--- Objetivo a ---
Traduza para o inglês a seguinte frase do artigo sobre política: "Por coincidência, na mesma época ocorria uma exposição de caprinos na região."

Política

ARTIGO – A política ao sabor das conveniências

7 de março de 2018


Por Abdon Marinho.
FOI um amigo que contou-me a seguinte história:
Quando bem jovem e filho de político na região do Pindaré, por ocasião de tradicional festa que seu pai costumava promover, pediu a ele os sacos usados para embalar as cervejas da festa (naquele tempo a cerveja era embalada assim).
— Meu pai me arranje estes sacos que os venderei e comprarei uns bodes.
Por coincidência, na mesma época ocorria uma exposição de caprinos na região.
O pai assentiu e lá foi meu amigo em busca do comprador. Não demorou muito fechou negócio com quem lhe ofereceu dez cruzeiros. Um pouco adiante encontrou outro cidadão que lhe perguntou dos sacos a quem respondeu que acabara de vendê-los por dez cruzeiros ao que este conjecturou:
–– Uma pena, iria lhe oferecer quinze cruzeiros.
Ele, então, sentenciou: –– Não seja por isso, desfaço o negócio e lhe vendo pelos quinze cruzeiros.

--- Objetivo b ---
Copie dos registros, sem nenhuma alteração, as linhas entre a que contém "Bar [292,84,314,96]" e a que contém "Circle shape [296,250,300,255]", incluindo ambas.

--- Dados do exercício ---

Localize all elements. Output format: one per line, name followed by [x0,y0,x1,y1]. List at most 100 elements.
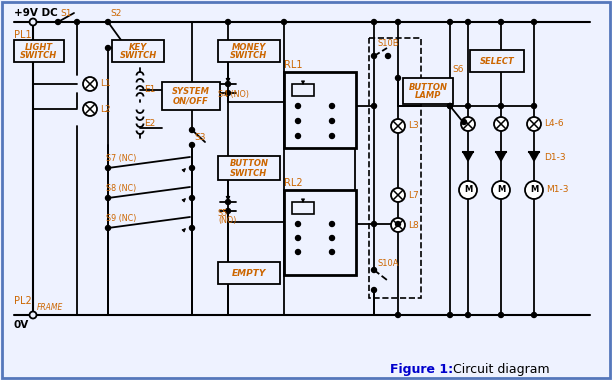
Bar [292,84,314,96]
Circle shape [105,225,111,231]
Text: SELECT: SELECT [480,57,514,65]
Circle shape [395,222,400,226]
Circle shape [466,312,471,318]
Circle shape [371,268,376,272]
Circle shape [329,133,335,138]
Circle shape [391,218,405,232]
Polygon shape [496,152,506,161]
Circle shape [499,312,504,318]
Circle shape [492,181,510,199]
Text: SWITCH: SWITCH [119,52,157,60]
Circle shape [296,250,300,255]
Circle shape [105,166,111,171]
Circle shape [371,54,376,59]
Polygon shape [463,152,473,161]
Circle shape [56,19,61,24]
Circle shape [391,119,405,133]
Circle shape [447,312,452,318]
Circle shape [190,166,195,171]
Circle shape [395,312,400,318]
Text: E1: E1 [144,86,155,95]
Text: +9V DC: +9V DC [14,8,58,18]
Circle shape [190,128,195,133]
Circle shape [386,54,390,59]
Text: M1-3: M1-3 [546,185,569,195]
Circle shape [461,119,466,125]
Circle shape [225,200,231,204]
Text: SWITCH: SWITCH [230,52,267,60]
Circle shape [371,222,376,226]
Circle shape [190,195,195,201]
Circle shape [531,103,537,109]
Text: MONEY: MONEY [232,43,266,52]
Text: M: M [497,185,505,195]
Text: S6: S6 [452,65,463,74]
Circle shape [447,103,452,109]
Bar [292,202,314,214]
Circle shape [494,117,508,131]
Circle shape [499,19,504,24]
Circle shape [531,19,537,24]
Circle shape [296,119,300,124]
Circle shape [395,19,400,24]
Circle shape [296,222,300,226]
Circle shape [329,103,335,109]
Text: S1: S1 [60,8,72,17]
Circle shape [83,102,97,116]
Circle shape [225,81,231,87]
Circle shape [466,19,471,24]
Bar [284,72,356,148]
Bar [218,156,280,180]
Circle shape [459,181,477,199]
Text: S5: S5 [218,209,228,217]
Text: S7 (NC): S7 (NC) [106,155,136,163]
Circle shape [329,236,335,241]
Text: BUTTON: BUTTON [230,160,269,168]
Circle shape [447,19,452,24]
Circle shape [395,76,400,81]
Bar [218,262,280,284]
Text: L1: L1 [100,79,111,89]
Text: L3: L3 [408,122,419,130]
Circle shape [29,312,37,318]
Circle shape [83,77,97,91]
Text: PL1: PL1 [14,30,32,40]
Circle shape [461,117,475,131]
Text: BUTTON: BUTTON [408,82,447,92]
Circle shape [296,133,300,138]
Text: S10A: S10A [378,260,400,269]
Circle shape [296,103,300,109]
Bar [14,40,64,62]
Circle shape [282,19,286,24]
Text: L7: L7 [408,190,419,200]
Text: S2: S2 [110,8,121,17]
Text: RL2: RL2 [284,178,302,188]
Text: RL1: RL1 [284,60,302,70]
Circle shape [329,119,335,124]
Circle shape [296,236,300,241]
Circle shape [499,103,504,109]
Text: EMPTY: EMPTY [232,269,266,277]
Polygon shape [529,152,539,161]
Text: L8: L8 [408,220,419,230]
Bar [284,190,356,275]
Circle shape [225,19,231,24]
Text: PL2: PL2 [14,296,32,306]
Text: D1-3: D1-3 [544,152,565,161]
Text: 0V: 0V [14,320,29,330]
Text: ON/OFF: ON/OFF [173,97,209,106]
Circle shape [391,188,405,202]
Text: Circuit diagram: Circuit diagram [453,364,550,377]
Text: KEY: KEY [129,43,147,52]
Circle shape [225,90,231,95]
Circle shape [371,19,376,24]
Text: L2: L2 [100,105,111,114]
Bar [403,78,453,104]
Circle shape [371,288,376,293]
Circle shape [105,195,111,201]
Circle shape [329,250,335,255]
Bar [369,38,421,298]
Circle shape [75,19,80,24]
Circle shape [29,19,37,25]
Text: S10B: S10B [378,40,400,49]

--- Resultado final a ---
By coincidence, a goat exhibition was taking place in the region at the same time.

--- Resultado final b ---
Bar [292,84,314,96]
Circle shape [105,225,111,231]
Text: SELECT: SELECT [480,57,514,65]
Circle shape [395,222,400,226]
Circle shape [466,312,471,318]
Circle shape [371,268,376,272]
Circle shape [329,133,335,138]
Circle shape [391,218,405,232]
Polygon shape [496,152,506,161]
Circle shape [499,312,504,318]
Circle shape [492,181,510,199]
Text: SWITCH: SWITCH [119,52,157,60]
Circle shape [296,250,300,255]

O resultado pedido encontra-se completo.